# What the task requires
Select all lines holding the word "xlabel" from the entries that follow.

··· Records to process

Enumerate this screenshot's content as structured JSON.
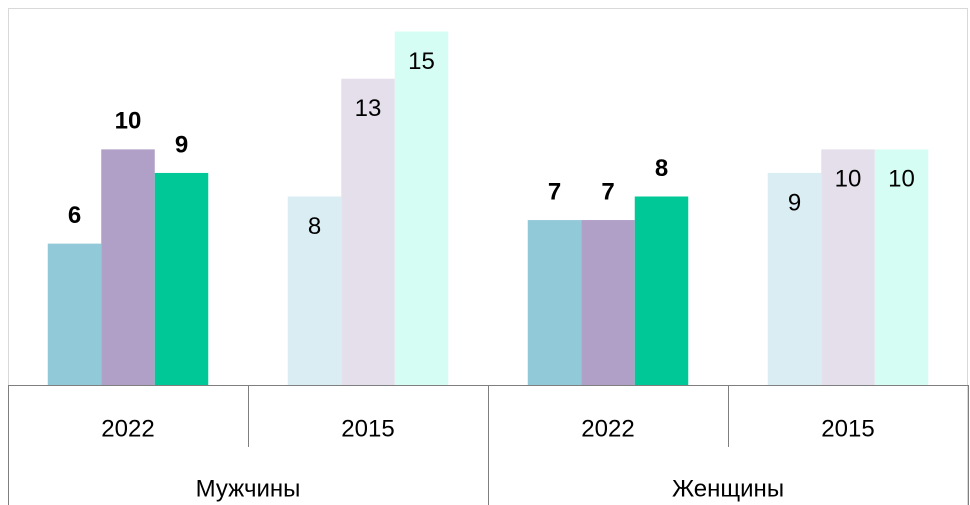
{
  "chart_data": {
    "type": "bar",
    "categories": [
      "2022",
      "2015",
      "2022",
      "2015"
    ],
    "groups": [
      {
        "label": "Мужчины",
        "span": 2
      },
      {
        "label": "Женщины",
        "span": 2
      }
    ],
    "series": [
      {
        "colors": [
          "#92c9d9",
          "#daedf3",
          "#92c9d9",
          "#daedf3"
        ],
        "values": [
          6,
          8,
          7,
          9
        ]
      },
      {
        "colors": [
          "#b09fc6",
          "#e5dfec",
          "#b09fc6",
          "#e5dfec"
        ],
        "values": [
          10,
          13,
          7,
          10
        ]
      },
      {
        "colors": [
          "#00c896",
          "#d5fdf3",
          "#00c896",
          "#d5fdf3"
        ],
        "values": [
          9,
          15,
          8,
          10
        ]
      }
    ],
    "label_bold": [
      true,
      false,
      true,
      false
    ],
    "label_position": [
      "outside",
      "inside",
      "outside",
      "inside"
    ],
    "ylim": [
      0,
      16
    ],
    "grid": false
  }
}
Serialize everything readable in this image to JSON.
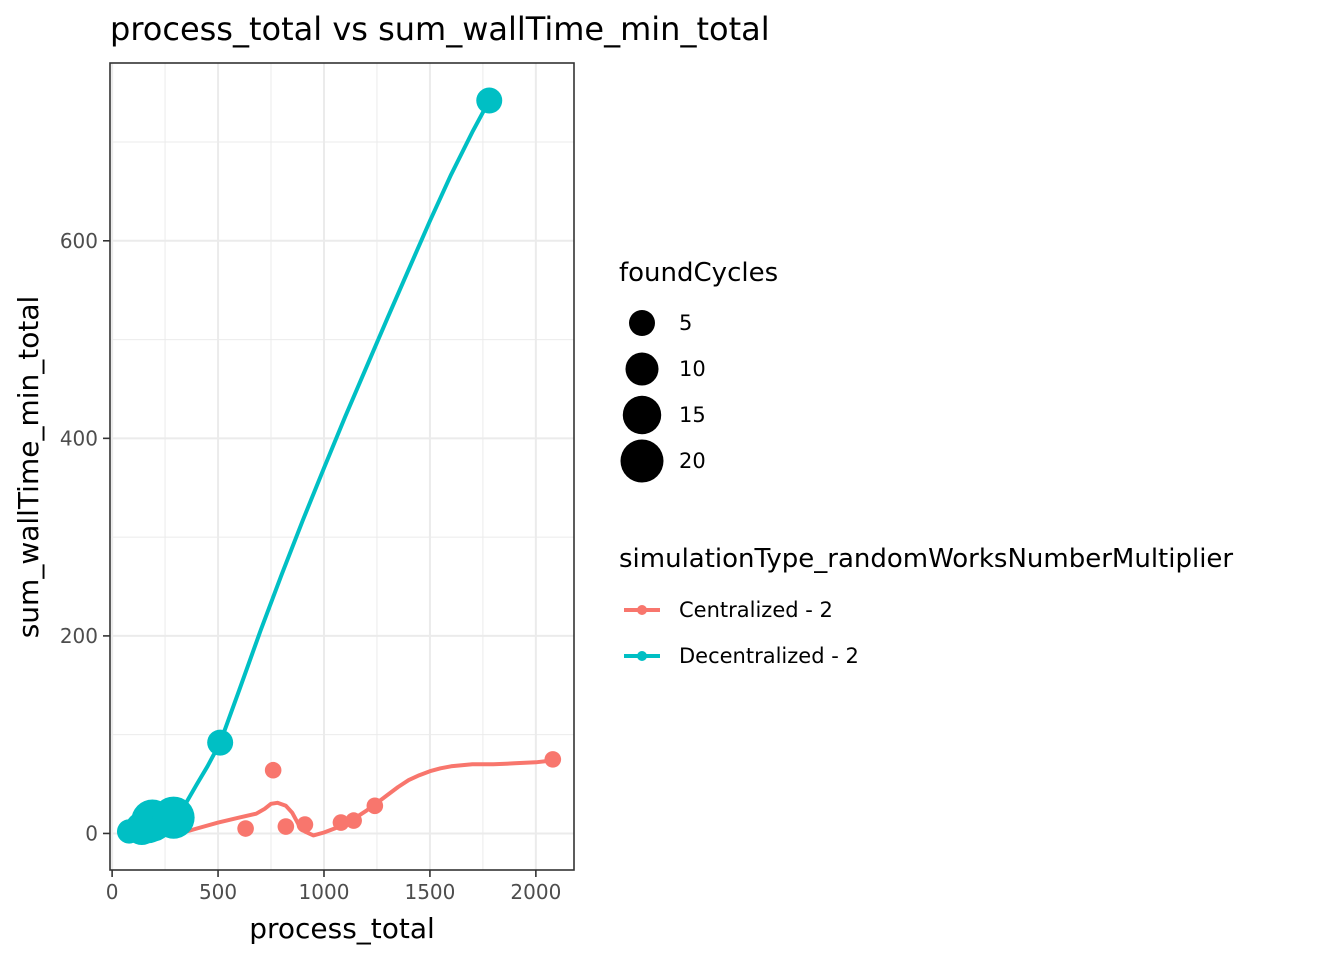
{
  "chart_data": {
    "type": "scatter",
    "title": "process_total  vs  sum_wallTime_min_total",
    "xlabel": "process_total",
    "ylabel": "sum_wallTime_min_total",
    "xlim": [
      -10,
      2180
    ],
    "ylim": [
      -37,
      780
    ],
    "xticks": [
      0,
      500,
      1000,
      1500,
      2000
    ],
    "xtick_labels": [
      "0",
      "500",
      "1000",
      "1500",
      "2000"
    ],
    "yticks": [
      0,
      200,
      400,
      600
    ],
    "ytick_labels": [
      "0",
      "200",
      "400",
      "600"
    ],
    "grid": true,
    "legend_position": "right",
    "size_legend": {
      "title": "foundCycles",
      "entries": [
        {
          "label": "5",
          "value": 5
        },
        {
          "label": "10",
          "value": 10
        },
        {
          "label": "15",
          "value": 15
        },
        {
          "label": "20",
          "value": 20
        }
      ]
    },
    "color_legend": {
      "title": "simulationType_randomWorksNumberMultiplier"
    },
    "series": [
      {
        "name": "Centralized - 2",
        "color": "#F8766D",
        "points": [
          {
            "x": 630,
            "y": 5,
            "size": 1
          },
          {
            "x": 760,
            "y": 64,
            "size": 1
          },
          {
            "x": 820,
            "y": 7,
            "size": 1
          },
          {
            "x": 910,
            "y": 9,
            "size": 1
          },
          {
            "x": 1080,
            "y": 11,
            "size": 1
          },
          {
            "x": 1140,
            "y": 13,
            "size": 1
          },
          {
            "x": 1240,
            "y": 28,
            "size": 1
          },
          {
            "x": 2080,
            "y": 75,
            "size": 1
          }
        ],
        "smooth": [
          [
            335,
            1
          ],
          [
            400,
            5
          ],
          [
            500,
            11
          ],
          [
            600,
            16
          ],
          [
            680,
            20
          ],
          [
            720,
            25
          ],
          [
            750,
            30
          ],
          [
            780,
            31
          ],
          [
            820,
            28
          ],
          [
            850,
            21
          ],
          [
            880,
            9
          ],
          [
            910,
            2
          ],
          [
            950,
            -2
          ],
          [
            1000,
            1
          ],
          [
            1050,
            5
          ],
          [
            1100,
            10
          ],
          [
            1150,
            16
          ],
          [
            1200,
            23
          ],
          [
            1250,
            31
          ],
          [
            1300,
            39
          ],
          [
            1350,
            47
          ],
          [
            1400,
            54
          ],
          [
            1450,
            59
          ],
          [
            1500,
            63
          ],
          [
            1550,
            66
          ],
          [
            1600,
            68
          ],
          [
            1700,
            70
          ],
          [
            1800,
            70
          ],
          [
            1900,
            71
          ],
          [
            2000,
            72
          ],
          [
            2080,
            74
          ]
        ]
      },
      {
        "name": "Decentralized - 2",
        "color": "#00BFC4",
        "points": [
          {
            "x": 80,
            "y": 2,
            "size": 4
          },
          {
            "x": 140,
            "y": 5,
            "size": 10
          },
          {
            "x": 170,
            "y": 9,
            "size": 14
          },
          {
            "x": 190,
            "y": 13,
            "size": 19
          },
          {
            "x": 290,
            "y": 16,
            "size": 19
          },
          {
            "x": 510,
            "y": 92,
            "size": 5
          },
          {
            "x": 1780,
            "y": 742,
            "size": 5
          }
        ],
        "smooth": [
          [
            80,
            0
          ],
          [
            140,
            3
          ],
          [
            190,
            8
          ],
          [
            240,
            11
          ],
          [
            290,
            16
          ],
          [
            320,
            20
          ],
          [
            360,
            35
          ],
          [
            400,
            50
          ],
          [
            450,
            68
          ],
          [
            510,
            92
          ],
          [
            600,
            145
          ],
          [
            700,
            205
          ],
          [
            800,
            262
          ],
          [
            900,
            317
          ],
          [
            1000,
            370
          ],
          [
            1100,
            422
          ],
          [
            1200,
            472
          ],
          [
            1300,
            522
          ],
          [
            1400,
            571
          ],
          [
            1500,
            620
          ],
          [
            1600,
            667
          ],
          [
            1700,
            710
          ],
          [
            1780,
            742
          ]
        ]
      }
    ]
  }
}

······
··· Records to process

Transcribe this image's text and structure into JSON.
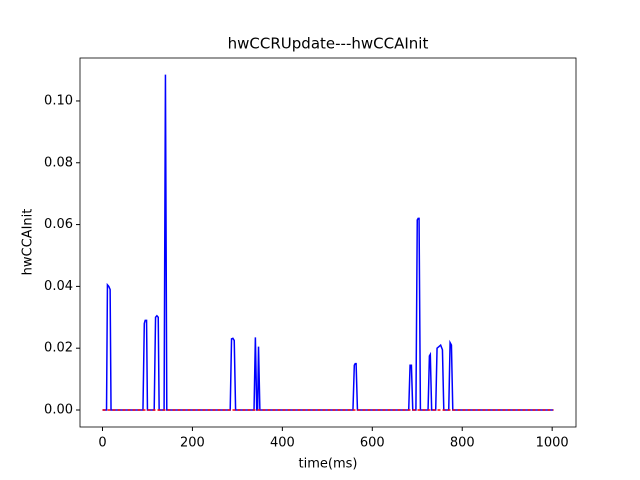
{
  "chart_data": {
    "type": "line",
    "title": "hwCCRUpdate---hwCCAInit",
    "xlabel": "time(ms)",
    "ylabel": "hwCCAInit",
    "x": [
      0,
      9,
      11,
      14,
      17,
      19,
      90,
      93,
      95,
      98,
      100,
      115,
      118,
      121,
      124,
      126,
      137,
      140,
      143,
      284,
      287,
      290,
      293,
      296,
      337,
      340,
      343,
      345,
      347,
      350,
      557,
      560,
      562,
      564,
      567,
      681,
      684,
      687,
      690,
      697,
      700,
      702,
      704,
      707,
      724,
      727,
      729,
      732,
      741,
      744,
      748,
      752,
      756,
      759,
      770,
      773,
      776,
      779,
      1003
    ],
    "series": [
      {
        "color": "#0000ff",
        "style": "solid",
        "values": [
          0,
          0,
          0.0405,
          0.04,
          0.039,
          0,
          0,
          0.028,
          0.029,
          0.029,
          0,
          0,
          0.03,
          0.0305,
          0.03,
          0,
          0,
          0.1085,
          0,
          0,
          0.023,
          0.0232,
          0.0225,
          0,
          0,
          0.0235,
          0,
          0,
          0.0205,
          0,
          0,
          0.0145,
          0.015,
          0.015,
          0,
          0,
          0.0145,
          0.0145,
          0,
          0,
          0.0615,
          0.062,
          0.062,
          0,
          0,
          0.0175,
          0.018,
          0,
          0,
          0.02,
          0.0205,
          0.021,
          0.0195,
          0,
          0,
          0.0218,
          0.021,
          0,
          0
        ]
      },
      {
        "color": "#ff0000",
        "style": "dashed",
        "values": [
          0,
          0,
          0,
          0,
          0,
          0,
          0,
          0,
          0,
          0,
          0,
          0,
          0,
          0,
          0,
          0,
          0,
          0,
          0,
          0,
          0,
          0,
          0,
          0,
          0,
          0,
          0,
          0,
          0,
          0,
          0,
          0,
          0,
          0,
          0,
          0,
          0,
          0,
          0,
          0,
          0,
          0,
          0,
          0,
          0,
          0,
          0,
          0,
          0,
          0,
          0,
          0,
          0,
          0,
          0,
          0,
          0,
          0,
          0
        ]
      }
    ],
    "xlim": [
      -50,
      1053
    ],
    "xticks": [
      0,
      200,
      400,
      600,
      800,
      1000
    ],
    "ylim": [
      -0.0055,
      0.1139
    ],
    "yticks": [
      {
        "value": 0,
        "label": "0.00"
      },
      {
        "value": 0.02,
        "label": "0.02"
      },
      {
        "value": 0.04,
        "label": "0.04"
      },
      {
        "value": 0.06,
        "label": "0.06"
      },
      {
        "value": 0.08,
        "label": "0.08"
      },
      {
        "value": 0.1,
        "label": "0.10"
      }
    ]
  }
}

······
··· Records to process

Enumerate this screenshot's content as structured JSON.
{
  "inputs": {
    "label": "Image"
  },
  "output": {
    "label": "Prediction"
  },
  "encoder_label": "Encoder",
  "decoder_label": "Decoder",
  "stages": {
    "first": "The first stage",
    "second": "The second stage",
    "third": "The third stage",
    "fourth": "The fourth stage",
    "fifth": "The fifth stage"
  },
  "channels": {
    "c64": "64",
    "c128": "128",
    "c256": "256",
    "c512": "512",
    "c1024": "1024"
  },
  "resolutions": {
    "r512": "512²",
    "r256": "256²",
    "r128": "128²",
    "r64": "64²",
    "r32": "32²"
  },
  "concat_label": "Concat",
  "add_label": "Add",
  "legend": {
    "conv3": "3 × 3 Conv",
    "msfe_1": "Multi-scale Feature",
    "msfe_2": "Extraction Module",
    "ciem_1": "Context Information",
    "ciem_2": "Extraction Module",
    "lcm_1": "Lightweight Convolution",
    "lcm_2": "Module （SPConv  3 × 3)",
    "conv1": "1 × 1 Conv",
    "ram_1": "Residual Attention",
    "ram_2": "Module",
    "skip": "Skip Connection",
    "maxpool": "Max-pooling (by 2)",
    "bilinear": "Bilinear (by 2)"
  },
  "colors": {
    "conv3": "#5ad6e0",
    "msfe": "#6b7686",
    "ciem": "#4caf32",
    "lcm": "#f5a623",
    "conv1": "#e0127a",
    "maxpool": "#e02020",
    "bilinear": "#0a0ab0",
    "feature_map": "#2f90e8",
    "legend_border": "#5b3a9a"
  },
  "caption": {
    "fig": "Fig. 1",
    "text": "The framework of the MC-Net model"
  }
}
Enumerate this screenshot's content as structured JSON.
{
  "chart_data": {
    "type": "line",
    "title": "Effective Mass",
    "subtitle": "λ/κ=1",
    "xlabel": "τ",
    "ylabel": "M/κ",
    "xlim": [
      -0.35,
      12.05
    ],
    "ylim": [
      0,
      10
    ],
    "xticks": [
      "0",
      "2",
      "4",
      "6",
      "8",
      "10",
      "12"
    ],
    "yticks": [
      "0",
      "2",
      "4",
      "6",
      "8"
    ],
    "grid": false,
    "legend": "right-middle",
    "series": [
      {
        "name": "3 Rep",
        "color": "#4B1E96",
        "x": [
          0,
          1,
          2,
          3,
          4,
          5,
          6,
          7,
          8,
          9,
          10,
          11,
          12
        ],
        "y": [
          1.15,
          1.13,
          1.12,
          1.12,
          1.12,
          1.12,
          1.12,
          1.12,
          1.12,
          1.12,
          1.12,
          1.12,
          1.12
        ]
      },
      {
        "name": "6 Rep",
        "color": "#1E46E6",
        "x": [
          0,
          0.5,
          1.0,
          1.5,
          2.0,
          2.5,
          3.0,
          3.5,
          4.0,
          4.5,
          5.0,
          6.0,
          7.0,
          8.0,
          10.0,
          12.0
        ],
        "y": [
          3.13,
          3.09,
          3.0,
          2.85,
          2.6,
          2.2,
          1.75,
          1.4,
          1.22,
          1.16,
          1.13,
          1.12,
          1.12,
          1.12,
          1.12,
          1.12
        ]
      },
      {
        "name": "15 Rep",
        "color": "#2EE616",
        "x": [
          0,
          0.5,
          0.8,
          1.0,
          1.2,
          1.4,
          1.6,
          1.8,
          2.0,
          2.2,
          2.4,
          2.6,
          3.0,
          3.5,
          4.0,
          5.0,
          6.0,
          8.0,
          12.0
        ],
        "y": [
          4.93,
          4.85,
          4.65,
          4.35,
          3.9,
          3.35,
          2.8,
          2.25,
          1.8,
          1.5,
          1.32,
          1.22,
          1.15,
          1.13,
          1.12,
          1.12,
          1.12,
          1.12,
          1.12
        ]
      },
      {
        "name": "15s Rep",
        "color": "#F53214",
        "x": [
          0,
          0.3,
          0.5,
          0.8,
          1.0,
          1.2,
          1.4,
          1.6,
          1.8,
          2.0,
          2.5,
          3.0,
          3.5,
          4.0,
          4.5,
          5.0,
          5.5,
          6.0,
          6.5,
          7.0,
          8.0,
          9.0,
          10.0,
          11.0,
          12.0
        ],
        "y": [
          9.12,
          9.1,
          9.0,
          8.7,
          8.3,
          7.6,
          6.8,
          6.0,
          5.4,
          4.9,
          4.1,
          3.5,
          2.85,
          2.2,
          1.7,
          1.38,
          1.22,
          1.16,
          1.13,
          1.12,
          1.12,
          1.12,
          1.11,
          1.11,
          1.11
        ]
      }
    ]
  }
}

······

# Answer for the task
    "xlabel": "process_total",
    "xlabel": "time(ms)",
    "xlabel": "τ",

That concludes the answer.